REQUIREMENT: Return all lines in the material below that contain "text".

+===+

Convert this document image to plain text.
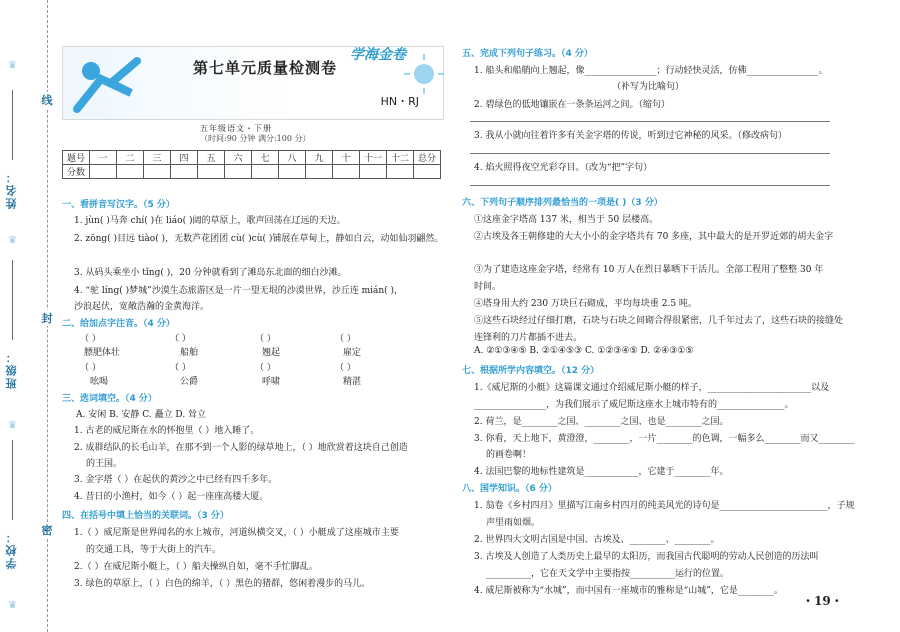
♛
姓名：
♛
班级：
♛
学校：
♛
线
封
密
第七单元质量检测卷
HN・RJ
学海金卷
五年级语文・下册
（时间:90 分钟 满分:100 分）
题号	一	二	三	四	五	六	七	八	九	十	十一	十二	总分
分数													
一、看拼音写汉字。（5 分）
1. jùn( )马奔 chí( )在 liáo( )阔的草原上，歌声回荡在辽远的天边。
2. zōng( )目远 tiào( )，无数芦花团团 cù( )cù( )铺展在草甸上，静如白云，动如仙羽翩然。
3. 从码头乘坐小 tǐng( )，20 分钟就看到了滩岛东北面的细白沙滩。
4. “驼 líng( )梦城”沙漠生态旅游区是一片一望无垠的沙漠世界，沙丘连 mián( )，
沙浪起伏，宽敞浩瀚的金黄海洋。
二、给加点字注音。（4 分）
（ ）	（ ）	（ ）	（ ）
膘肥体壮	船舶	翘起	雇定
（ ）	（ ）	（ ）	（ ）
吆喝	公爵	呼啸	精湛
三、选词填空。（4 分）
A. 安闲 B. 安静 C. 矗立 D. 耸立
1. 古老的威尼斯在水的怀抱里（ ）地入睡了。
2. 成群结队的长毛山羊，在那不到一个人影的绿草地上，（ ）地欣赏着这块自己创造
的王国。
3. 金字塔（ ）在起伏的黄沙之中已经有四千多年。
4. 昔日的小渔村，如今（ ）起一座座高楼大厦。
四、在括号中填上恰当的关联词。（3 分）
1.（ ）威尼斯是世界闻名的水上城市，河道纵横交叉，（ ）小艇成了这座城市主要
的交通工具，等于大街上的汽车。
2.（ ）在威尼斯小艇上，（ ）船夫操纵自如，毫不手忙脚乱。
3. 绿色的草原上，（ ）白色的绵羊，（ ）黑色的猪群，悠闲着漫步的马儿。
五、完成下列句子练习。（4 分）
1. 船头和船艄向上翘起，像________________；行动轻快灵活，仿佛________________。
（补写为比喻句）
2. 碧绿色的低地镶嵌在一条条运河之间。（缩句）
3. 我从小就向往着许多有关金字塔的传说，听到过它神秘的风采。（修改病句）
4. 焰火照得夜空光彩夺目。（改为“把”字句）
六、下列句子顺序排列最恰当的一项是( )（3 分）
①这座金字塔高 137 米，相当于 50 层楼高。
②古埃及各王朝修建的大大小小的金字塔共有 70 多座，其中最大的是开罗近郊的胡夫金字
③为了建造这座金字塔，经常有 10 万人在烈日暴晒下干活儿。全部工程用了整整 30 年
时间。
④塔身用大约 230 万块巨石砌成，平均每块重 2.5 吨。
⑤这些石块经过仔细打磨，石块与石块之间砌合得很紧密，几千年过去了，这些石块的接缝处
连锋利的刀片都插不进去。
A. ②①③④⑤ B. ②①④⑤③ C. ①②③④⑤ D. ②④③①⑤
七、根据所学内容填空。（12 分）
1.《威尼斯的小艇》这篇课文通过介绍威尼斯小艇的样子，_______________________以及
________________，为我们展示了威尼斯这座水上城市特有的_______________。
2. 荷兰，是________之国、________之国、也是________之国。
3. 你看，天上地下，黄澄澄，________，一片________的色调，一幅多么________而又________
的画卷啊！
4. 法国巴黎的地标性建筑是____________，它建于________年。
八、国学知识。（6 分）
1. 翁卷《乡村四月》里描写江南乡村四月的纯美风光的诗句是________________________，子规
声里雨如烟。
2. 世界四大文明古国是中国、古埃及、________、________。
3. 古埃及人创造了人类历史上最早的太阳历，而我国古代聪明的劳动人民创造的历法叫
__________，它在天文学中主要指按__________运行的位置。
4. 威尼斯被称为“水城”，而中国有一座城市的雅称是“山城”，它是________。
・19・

+===+

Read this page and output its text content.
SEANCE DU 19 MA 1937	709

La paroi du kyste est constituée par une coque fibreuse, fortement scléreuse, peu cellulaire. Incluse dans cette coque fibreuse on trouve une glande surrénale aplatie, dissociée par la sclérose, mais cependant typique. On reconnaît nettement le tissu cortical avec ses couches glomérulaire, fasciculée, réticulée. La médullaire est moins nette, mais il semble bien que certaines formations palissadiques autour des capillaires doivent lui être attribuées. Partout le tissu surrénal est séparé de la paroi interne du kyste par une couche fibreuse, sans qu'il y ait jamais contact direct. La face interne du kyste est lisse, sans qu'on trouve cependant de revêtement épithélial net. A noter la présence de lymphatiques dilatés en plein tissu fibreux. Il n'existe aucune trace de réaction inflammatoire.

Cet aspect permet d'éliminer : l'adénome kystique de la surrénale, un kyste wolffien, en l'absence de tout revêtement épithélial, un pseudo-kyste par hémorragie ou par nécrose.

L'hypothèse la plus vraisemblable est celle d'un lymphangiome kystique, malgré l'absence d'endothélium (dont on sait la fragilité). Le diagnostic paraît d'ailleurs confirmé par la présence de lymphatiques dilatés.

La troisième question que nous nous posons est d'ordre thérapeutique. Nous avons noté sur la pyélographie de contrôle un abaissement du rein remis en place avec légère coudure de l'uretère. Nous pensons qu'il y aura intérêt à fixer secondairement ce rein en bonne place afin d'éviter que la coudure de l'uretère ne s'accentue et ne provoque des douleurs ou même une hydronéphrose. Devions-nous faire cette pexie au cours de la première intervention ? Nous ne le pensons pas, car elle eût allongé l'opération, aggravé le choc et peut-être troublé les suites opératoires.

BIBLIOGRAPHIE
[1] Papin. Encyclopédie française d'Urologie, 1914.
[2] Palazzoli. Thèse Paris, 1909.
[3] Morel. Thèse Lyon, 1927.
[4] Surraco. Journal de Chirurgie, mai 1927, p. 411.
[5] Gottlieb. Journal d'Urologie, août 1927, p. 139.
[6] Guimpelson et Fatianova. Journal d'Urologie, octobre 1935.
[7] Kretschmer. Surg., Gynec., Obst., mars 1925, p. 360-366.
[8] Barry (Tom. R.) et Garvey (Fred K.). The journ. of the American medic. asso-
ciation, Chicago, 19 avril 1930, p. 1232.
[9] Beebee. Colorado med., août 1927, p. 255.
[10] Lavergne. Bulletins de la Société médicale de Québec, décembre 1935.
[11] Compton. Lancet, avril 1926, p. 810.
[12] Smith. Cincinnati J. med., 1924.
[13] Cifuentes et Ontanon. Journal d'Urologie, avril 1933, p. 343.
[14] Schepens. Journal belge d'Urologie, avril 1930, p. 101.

+===+

RESULT:
Convert this document image to plain text.
Read this page and output its text content.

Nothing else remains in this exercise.